(Data provided)
════════════════════

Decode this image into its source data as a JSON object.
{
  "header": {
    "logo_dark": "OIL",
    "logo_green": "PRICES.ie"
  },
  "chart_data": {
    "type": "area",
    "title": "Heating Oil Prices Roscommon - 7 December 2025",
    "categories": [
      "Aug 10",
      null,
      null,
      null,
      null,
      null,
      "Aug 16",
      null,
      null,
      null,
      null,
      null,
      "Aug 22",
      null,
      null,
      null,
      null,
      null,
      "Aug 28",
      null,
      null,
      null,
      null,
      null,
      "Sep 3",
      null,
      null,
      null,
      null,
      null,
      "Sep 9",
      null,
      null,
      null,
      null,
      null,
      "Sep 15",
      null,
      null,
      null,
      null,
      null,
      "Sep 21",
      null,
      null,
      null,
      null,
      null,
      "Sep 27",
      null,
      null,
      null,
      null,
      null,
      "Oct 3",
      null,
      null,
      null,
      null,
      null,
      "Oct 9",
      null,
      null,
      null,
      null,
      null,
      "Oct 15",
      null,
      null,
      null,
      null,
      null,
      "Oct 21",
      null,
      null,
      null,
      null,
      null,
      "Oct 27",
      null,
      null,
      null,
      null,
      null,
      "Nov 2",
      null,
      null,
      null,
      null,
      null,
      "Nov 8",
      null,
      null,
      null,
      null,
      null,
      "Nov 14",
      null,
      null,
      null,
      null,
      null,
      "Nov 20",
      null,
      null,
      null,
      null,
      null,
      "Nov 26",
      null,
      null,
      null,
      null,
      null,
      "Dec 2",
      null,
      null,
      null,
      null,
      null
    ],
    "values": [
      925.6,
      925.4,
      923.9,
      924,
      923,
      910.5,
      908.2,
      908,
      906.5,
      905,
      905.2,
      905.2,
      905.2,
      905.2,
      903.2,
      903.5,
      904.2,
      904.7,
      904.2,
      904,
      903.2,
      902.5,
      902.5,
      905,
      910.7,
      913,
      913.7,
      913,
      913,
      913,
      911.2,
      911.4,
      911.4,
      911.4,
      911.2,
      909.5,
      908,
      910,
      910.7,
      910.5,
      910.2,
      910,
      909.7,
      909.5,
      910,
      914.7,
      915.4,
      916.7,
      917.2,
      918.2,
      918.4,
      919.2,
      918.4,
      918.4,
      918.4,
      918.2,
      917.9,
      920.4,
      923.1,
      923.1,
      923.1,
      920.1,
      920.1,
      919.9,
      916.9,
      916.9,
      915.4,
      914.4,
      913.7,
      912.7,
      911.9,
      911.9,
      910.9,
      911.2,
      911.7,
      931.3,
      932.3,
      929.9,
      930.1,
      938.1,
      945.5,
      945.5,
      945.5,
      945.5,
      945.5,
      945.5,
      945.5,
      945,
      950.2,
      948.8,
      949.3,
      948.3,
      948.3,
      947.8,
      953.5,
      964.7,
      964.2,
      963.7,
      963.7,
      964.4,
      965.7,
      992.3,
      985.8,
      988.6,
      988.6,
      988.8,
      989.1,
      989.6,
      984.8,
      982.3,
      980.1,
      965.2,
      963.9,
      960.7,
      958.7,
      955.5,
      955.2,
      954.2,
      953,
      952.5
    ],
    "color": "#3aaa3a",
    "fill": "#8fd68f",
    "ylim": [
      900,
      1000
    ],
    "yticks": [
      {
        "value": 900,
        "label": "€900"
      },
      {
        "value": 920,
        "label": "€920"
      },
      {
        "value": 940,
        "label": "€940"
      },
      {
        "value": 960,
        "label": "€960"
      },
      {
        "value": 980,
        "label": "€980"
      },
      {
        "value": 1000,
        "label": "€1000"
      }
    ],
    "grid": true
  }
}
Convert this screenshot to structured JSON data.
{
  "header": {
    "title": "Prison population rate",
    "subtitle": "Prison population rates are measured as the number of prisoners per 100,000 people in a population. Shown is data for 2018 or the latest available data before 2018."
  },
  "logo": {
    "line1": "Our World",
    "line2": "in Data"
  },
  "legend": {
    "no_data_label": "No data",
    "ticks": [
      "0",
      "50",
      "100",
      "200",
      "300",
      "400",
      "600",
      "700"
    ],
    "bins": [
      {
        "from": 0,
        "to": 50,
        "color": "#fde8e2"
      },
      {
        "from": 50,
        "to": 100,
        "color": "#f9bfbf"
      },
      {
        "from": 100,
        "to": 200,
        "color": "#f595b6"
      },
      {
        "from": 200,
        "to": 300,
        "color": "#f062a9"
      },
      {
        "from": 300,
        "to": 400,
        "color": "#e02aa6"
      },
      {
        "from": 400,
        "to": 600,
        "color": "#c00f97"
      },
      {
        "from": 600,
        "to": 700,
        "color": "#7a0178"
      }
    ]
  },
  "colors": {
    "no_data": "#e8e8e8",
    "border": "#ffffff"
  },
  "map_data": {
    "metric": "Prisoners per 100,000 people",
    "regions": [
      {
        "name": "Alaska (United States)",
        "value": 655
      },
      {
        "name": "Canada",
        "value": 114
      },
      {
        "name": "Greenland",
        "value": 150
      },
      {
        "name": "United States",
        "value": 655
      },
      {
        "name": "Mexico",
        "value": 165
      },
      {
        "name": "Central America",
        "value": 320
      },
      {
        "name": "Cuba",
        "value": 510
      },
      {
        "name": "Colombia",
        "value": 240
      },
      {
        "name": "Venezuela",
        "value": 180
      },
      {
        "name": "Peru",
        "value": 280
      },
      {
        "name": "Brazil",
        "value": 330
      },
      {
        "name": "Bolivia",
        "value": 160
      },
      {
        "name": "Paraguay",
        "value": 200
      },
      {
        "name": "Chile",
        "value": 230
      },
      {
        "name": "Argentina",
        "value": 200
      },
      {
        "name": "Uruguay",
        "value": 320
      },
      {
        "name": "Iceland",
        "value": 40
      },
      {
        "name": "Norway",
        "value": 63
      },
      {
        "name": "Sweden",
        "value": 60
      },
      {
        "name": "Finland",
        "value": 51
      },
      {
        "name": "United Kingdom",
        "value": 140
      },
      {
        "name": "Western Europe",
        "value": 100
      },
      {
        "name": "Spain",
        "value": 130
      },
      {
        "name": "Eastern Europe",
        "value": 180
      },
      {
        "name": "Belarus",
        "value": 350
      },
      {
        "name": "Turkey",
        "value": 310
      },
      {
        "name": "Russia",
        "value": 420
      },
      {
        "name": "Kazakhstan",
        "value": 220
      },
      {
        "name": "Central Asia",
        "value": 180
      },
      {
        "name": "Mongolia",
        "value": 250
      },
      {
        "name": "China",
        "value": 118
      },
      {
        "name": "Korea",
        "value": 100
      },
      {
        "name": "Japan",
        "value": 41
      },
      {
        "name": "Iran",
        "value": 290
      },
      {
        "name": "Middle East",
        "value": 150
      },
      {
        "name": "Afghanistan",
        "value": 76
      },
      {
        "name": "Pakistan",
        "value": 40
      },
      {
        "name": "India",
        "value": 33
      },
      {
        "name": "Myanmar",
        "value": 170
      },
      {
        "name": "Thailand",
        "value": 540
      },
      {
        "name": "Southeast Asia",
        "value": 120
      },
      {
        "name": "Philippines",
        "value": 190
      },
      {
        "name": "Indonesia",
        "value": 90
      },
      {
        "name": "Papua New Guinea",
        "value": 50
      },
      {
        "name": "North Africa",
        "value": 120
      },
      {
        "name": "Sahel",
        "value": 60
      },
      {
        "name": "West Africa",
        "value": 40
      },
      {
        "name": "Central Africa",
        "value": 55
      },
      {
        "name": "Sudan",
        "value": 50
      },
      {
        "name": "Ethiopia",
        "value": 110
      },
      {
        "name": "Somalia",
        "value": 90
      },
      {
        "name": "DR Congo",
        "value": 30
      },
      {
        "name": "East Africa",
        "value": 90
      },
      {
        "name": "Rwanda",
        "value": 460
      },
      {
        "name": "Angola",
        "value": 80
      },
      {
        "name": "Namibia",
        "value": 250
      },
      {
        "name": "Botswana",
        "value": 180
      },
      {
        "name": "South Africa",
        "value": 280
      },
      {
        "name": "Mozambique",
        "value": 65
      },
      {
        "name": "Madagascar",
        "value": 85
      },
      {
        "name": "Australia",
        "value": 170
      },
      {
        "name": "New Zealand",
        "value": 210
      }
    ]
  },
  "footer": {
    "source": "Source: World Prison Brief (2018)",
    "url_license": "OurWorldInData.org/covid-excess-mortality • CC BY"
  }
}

════════════════════

(What to work on) Check each line above for the string "this", then copy the ones that have it.

(Answer in full)
Decode this image into its source data as a JSON object.
Convert this screenshot to structured JSON data.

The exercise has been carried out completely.